*** RECORDS FOR THE TASK

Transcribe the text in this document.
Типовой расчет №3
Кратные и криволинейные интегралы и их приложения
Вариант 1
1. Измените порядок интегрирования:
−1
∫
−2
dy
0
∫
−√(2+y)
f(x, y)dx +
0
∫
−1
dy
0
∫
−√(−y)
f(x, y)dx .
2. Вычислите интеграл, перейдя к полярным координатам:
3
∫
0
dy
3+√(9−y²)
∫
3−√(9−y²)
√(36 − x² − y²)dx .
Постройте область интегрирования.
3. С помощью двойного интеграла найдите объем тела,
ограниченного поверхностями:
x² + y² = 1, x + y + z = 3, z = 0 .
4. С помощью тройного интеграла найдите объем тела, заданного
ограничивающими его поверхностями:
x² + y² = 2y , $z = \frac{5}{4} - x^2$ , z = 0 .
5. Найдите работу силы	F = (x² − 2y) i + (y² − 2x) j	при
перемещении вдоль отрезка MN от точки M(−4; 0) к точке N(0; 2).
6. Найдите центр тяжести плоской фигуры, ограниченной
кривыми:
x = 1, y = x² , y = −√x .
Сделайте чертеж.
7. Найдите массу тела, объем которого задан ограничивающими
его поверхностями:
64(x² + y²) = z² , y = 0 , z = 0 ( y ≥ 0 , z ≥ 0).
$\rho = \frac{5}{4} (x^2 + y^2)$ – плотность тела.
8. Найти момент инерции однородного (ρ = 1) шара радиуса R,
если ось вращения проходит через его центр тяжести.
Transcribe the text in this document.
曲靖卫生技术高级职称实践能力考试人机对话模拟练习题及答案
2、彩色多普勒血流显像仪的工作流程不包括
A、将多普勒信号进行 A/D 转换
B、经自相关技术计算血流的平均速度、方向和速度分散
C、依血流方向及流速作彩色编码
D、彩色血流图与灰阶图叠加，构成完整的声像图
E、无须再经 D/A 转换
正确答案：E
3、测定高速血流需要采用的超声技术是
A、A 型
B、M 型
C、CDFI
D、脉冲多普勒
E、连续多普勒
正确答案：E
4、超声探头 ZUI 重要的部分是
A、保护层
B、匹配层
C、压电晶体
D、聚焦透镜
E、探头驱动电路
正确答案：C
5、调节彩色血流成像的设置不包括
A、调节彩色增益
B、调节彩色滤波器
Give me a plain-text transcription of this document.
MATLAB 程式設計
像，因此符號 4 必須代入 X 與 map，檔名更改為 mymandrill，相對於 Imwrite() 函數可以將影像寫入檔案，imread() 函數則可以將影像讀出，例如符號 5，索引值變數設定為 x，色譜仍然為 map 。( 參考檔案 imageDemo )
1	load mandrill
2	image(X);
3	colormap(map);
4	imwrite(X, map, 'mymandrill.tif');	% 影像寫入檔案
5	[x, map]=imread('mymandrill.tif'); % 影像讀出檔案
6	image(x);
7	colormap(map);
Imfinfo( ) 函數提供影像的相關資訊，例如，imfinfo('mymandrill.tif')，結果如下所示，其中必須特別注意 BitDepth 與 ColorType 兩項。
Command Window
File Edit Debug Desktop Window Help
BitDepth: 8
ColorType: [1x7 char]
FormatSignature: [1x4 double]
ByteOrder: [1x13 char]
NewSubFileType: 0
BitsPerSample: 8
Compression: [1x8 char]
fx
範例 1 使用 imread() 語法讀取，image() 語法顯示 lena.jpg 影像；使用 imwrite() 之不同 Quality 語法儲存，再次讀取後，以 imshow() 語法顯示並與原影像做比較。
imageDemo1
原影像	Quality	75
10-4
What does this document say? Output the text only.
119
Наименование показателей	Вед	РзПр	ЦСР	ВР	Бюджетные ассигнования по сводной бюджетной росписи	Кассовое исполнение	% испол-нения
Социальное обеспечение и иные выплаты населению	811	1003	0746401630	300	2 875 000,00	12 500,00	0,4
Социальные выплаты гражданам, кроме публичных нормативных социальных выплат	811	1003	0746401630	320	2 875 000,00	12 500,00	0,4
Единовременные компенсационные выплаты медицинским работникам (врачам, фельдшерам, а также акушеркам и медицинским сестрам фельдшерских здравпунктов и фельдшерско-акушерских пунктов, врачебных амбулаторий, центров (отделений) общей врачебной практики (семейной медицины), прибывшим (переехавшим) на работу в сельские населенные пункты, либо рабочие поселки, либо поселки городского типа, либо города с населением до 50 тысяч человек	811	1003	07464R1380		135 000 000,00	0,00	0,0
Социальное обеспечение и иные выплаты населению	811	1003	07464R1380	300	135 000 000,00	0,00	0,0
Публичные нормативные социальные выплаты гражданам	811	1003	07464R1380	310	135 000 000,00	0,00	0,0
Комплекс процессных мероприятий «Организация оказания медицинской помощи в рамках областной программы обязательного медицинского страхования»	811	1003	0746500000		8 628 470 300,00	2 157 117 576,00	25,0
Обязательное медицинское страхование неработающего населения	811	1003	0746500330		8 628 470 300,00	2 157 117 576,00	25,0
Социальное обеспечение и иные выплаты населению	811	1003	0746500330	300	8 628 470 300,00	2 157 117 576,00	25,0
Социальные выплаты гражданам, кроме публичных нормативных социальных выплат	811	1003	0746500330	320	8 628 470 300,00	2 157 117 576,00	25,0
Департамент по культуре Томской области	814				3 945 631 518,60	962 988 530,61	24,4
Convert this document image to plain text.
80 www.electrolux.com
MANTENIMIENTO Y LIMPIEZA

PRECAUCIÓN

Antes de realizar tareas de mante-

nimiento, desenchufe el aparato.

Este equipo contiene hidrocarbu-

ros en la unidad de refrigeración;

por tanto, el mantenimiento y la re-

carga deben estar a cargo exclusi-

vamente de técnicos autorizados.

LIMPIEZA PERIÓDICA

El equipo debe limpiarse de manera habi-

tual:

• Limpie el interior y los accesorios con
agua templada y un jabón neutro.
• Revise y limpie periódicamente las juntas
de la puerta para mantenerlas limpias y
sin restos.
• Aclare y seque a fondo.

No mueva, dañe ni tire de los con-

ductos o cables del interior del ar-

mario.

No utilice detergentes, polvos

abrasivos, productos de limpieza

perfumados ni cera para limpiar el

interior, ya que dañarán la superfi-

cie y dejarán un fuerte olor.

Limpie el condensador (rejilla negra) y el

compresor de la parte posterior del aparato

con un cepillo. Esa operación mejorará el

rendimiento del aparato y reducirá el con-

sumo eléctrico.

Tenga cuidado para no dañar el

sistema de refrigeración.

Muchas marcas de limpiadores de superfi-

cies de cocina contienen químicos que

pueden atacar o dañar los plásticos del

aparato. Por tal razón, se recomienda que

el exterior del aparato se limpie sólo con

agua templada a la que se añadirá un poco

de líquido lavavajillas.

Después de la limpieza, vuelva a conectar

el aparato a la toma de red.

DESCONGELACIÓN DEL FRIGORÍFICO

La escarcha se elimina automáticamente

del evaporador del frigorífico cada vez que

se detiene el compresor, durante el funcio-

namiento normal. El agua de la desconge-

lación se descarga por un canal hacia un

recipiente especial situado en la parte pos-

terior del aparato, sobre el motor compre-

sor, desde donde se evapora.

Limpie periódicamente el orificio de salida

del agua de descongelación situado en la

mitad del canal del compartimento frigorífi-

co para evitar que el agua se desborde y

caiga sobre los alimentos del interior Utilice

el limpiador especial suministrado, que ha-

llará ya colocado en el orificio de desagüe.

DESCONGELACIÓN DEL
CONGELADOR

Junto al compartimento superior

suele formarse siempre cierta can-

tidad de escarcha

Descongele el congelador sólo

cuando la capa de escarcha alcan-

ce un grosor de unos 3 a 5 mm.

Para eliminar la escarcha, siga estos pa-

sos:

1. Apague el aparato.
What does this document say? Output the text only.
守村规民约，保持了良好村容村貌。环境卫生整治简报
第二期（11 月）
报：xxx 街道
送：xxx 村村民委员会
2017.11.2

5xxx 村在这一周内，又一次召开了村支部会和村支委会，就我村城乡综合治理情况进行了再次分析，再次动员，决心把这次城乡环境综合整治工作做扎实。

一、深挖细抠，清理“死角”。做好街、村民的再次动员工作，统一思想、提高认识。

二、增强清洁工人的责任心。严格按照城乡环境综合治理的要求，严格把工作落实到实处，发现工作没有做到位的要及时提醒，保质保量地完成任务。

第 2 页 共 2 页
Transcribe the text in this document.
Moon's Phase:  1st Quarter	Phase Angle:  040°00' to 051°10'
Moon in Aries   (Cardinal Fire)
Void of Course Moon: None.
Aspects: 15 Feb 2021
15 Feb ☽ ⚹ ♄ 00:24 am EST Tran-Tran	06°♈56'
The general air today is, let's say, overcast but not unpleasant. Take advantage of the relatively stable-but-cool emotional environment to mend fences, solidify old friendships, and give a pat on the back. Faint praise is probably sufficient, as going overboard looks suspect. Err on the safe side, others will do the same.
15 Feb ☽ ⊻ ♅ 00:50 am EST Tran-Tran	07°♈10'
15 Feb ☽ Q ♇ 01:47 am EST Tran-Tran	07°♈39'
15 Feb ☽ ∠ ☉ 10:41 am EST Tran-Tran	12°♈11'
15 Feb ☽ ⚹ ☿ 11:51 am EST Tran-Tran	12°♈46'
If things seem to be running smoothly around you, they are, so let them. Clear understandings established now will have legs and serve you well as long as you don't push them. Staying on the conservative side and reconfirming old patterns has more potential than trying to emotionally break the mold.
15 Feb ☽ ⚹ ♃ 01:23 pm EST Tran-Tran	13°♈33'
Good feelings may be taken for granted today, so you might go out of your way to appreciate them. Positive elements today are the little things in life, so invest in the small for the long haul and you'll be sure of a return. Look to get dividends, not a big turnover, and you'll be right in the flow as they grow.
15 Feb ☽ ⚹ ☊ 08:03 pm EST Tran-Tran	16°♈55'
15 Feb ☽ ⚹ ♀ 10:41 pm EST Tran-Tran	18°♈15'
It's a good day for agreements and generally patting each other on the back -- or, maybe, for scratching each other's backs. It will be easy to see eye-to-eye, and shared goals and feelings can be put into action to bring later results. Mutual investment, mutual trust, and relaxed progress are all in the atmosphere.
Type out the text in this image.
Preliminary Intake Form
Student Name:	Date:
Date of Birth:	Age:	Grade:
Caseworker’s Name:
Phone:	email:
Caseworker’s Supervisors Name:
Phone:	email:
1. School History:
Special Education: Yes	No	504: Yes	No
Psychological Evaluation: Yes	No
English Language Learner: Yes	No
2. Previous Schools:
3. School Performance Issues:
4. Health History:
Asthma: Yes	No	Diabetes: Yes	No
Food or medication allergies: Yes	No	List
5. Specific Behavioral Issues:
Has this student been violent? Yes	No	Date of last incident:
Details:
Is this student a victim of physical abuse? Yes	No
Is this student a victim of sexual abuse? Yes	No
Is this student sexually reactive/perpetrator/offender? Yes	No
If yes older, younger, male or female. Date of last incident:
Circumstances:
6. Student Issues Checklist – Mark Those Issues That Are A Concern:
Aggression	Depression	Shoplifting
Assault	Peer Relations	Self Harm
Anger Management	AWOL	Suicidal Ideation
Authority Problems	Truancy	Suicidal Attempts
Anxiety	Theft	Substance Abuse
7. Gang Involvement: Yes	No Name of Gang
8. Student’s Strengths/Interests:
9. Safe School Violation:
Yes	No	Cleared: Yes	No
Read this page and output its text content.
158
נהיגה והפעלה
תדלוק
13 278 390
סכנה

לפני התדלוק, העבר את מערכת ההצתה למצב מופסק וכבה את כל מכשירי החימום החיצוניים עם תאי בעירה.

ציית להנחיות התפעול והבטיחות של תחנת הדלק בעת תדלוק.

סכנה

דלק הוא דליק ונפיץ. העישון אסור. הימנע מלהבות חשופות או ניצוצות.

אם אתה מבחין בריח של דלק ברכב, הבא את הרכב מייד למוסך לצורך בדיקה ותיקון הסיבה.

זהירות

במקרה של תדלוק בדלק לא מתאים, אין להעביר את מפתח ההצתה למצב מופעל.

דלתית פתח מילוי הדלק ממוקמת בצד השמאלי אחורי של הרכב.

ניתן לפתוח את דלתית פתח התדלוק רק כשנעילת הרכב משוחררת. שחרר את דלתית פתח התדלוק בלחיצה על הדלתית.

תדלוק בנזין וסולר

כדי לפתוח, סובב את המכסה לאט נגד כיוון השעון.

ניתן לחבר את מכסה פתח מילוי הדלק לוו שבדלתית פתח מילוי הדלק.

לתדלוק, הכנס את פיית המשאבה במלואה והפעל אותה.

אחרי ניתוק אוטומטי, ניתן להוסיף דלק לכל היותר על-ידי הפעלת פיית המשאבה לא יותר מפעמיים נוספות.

******

* WRITTEN REQUEST *
Select every line of the records holding the string "объем".

* OUTPUT *
3. С помощью двойного интеграла найдите объем тела,
4. С помощью тройного интеграла найдите объем тела, заданного
7. Найдите массу тела, объем которого задан ограничивающими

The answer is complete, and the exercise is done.